(Collection entries)
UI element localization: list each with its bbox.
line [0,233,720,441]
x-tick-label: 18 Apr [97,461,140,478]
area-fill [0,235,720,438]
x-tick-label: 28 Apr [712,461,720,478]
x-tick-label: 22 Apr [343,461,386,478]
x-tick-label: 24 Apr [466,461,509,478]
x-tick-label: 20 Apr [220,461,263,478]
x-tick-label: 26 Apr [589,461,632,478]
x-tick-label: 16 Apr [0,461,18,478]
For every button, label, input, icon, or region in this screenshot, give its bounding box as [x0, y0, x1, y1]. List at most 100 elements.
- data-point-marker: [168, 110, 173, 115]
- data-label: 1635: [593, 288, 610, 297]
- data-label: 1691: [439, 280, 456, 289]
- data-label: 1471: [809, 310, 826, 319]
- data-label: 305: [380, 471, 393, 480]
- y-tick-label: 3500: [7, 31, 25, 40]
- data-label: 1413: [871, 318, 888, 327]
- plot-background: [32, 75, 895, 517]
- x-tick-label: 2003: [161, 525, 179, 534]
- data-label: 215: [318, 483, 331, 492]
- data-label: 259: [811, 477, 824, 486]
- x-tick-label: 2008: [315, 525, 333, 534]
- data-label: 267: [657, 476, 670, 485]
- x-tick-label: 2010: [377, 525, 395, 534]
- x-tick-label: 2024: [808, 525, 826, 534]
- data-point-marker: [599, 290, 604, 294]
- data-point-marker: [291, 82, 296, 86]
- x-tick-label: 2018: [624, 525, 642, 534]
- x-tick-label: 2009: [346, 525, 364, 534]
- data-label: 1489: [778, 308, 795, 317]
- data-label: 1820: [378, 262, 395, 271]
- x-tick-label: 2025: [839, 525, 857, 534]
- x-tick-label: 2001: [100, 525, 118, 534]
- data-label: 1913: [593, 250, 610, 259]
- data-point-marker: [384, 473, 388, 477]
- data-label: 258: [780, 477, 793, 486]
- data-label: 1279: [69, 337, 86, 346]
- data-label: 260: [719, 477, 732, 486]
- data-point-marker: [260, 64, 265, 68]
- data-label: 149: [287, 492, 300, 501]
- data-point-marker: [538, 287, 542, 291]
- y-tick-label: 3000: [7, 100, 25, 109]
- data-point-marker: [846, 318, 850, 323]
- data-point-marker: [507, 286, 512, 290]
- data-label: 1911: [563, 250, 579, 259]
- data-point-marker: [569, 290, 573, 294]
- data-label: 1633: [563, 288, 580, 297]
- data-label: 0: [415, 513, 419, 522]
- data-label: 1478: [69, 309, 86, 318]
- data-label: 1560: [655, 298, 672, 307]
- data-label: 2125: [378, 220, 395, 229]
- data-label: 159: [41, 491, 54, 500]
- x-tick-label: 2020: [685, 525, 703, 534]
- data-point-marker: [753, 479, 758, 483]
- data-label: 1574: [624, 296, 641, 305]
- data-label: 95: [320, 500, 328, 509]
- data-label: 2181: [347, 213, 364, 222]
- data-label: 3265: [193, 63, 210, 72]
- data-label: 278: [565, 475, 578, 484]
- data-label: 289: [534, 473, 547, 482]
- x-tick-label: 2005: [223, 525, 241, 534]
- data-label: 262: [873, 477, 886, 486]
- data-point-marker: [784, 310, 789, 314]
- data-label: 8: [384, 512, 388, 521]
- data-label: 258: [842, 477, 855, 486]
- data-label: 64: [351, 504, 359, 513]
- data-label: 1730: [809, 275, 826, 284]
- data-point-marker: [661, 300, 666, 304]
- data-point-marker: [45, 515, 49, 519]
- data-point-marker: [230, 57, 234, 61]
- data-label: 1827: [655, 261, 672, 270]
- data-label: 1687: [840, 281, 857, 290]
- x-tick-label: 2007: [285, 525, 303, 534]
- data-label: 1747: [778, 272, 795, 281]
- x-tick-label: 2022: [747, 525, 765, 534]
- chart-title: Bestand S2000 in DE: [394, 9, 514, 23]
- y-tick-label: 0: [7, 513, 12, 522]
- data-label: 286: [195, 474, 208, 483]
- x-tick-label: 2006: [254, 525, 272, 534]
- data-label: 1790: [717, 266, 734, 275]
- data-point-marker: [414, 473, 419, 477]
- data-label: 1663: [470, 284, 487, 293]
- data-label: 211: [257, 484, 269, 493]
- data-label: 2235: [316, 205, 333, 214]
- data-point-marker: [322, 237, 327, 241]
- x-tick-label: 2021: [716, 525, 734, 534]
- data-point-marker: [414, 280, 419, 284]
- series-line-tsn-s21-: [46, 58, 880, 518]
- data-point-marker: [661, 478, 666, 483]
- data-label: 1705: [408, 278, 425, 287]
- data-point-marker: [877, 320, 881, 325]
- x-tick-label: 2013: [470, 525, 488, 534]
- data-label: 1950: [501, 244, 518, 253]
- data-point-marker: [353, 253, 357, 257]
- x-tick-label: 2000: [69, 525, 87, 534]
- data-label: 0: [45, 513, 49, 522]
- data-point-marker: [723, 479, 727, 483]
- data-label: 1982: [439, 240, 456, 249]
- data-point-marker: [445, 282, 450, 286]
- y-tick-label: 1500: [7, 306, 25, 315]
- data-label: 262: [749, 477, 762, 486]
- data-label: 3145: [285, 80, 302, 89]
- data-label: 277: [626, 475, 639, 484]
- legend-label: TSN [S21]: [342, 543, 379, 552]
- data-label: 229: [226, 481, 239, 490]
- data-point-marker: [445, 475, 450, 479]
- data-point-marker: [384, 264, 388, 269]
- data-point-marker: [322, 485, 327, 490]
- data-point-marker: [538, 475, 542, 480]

- **Do this**
Arrange every line of the records above as a JSON list of strings, one string per line, omitting blank lines.

- **Task response**
[
  "UI element localization: list each with its bbox.",
  "line [0,233,720,441]",
  "x-tick-label: 18 Apr [97,461,140,478]",
  "area-fill [0,235,720,438]",
  "x-tick-label: 28 Apr [712,461,720,478]",
  "x-tick-label: 22 Apr [343,461,386,478]",
  "x-tick-label: 24 Apr [466,461,509,478]",
  "x-tick-label: 20 Apr [220,461,263,478]",
  "x-tick-label: 26 Apr [589,461,632,478]",
  "x-tick-label: 16 Apr [0,461,18,478]",
  "For every button, label, input, icon, or region in this screenshot, give its bounding box as [x0, y0, x1, y1]. List at most 100 elements.",
  "- data-point-marker: [168, 110, 173, 115]",
  "- data-label: 1635: [593, 288, 610, 297]",
  "- data-label: 1691: [439, 280, 456, 289]",
  "- data-label: 1471: [809, 310, 826, 319]",
  "- data-label: 305: [380, 471, 393, 480]",
  "- y-tick-label: 3500: [7, 31, 25, 40]",
  "- data-label: 1413: [871, 318, 888, 327]",
  "- plot-background: [32, 75, 895, 517]",
  "- x-tick-label: 2003: [161, 525, 179, 534]",
  "- data-label: 215: [318, 483, 331, 492]",
  "- data-label: 259: [811, 477, 824, 486]",
  "- x-tick-label: 2008: [315, 525, 333, 534]",
  "- data-label: 267: [657, 476, 670, 485]",
  "- x-tick-label: 2010: [377, 525, 395, 534]",
  "- x-tick-label: 2024: [808, 525, 826, 534]",
  "- data-point-marker: [599, 290, 604, 294]",
  "- data-point-marker: [291, 82, 296, 86]",
  "- x-tick-label: 2018: [624, 525, 642, 534]",
  "- x-tick-label: 2009: [346, 525, 364, 534]",
  "- data-label: 1489: [778, 308, 795, 317]",
  "- data-label: 1820: [378, 262, 395, 271]",
  "- x-tick-label: 2025: [839, 525, 857, 534]",
  "- x-tick-label: 2001: [100, 525, 118, 534]",
  "- data-label: 1913: [593, 250, 610, 259]",
  "- data-point-marker: [384, 473, 388, 477]",
  "- data-label: 258: [780, 477, 793, 486]",
  "- data-label: 1279: [69, 337, 86, 346]",
  "- data-label: 260: [719, 477, 732, 486]",
  "- data-point-marker: [260, 64, 265, 68]",
  "- data-label: 149: [287, 492, 300, 501]",
  "- data-point-marker: [538, 287, 542, 291]",
  "- y-tick-label: 3000: [7, 100, 25, 109]",
  "- data-point-marker: [846, 318, 850, 323]",
  "- data-point-marker: [507, 286, 512, 290]",
  "- data-label: 1911: [563, 250, 579, 259]",
  "- data-point-marker: [569, 290, 573, 294]",
  "- data-label: 1633: [563, 288, 580, 297]",
  "- data-label: 0: [415, 513, 419, 522]",
  "- data-label: 1478: [69, 309, 86, 318]",
  "- data-label: 1560: [655, 298, 672, 307]",
  "- data-label: 2125: [378, 220, 395, 229]",
  "- data-label: 159: [41, 491, 54, 500]",
  "- x-tick-label: 2020: [685, 525, 703, 534]",
  "- data-point-marker: [753, 479, 758, 483]",
  "- data-label: 1574: [624, 296, 641, 305]",
  "- data-label: 95: [320, 500, 328, 509]",
  "- data-label: 2181: [347, 213, 364, 222]",
  "- data-label: 3265: [193, 63, 210, 72]",
  "- data-label: 278: [565, 475, 578, 484]",
  "- data-label: 289: [534, 473, 547, 482]",
  "- x-tick-label: 2005: [223, 525, 241, 534]",
  "- data-label: 262: [873, 477, 886, 486]",
  "- data-point-marker: [784, 310, 789, 314]",
  "- data-label: 8: [384, 512, 388, 521]",
  "- data-label: 258: [842, 477, 855, 486]",
  "- data-label: 64: [351, 504, 359, 513]",
  "- data-label: 1730: [809, 275, 826, 284]",
  "- data-point-marker: [661, 300, 666, 304]",
  "- data-point-marker: [45, 515, 49, 519]",
  "- data-point-marker: [230, 57, 234, 61]",
  "- data-label: 1827: [655, 261, 672, 270]",
  "- data-label: 1687: [840, 281, 857, 290]",
  "- x-tick-label: 2007: [285, 525, 303, 534]",
  "- data-label: 1747: [778, 272, 795, 281]",
  "- x-tick-label: 2022: [747, 525, 765, 534]",
  "- chart-title: Bestand S2000 in DE: [394, 9, 514, 23]",
  "- y-tick-label: 0: [7, 513, 12, 522]",
  "- data-label: 286: [195, 474, 208, 483]",
  "- x-tick-label: 2006: [254, 525, 272, 534]",
  "- data-label: 1790: [717, 266, 734, 275]",
  "- data-point-marker: [414, 473, 419, 477]",
  "- data-label: 1663: [470, 284, 487, 293]",
  "- data-label: 211: [257, 484, 269, 493]",
  "- data-label: 2235: [316, 205, 333, 214]",
  "- data-point-marker: [322, 237, 327, 241]",
  "- x-tick-label: 2021: [716, 525, 734, 534]",
  "- data-point-marker: [414, 280, 419, 284]",
  "- series-line-tsn-s21-: [46, 58, 880, 518]",
  "- data-point-marker: [661, 478, 666, 483]",
  "- data-label: 1705: [408, 278, 425, 287]",
  "- data-point-marker: [877, 320, 881, 325]",
  "- x-tick-label: 2013: [470, 525, 488, 534]",
  "- data-label: 1950: [501, 244, 518, 253]",
  "- data-point-marker: [353, 253, 357, 257]",
  "- x-tick-label: 2000: [69, 525, 87, 534]",
  "- data-label: 0: [45, 513, 49, 522]",
  "- data-point-marker: [723, 479, 727, 483]",
  "- data-label: 1982: [439, 240, 456, 249]",
  "- data-point-marker: [445, 282, 450, 286]",
  "- y-tick-label: 1500: [7, 306, 25, 315]",
  "- data-label: 262: [749, 477, 762, 486]",
  "- data-label: 3145: [285, 80, 302, 89]",
  "- data-label: 277: [626, 475, 639, 484]",
  "- legend-label: TSN [S21]: [342, 543, 379, 552]",
  "- data-label: 229: [226, 481, 239, 490]",
  "- data-point-marker: [445, 475, 450, 479]",
  "- data-point-marker: [384, 264, 388, 269]",
  "- data-point-marker: [322, 485, 327, 490]",
  "- data-point-marker: [538, 475, 542, 480]"
]